* **Task objective**:
Reproduce the listing that follows with no differences at all.

BEGIN Supplied data

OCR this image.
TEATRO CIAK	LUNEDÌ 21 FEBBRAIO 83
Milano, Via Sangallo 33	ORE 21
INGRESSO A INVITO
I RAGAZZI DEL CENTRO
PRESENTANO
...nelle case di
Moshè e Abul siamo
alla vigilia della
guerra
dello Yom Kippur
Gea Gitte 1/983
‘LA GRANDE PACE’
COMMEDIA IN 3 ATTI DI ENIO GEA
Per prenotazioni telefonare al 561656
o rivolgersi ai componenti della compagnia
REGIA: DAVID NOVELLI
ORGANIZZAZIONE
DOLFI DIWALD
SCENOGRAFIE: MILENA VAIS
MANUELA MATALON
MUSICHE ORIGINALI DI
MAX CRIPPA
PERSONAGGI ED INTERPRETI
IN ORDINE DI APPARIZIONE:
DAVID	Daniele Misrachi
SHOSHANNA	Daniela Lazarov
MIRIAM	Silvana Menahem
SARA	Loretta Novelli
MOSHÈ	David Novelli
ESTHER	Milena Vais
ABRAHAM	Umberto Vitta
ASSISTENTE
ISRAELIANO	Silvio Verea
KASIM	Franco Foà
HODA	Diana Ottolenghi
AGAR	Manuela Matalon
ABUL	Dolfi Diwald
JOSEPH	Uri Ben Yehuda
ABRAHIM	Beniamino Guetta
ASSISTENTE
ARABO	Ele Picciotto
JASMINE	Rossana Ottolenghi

END Supplied data

* **Written answer**:
OCR this image.
TEATRO CIAK	LUNEDÌ 21 FEBBRAIO 83
Milano, Via Sangallo 33	ORE 21
INGRESSO A INVITO
I RAGAZZI DEL CENTRO
PRESENTANO
...nelle case di
Moshè e Abul siamo
alla vigilia della
guerra
dello Yom Kippur
Gea Gitte 1/983
‘LA GRANDE PACE’
COMMEDIA IN 3 ATTI DI ENIO GEA
Per prenotazioni telefonare al 561656
o rivolgersi ai componenti della compagnia
REGIA: DAVID NOVELLI
ORGANIZZAZIONE
DOLFI DIWALD
SCENOGRAFIE: MILENA VAIS
MANUELA MATALON
MUSICHE ORIGINALI DI
MAX CRIPPA
PERSONAGGI ED INTERPRETI
IN ORDINE DI APPARIZIONE:
DAVID	Daniele Misrachi
SHOSHANNA	Daniela Lazarov
MIRIAM	Silvana Menahem
SARA	Loretta Novelli
MOSHÈ	David Novelli
ESTHER	Milena Vais
ABRAHAM	Umberto Vitta
ASSISTENTE
ISRAELIANO	Silvio Verea
KASIM	Franco Foà
HODA	Diana Ottolenghi
AGAR	Manuela Matalon
ABUL	Dolfi Diwald
JOSEPH	Uri Ben Yehuda
ABRAHIM	Beniamino Guetta
ASSISTENTE
ARABO	Ele Picciotto
JASMINE	Rossana Ottolenghi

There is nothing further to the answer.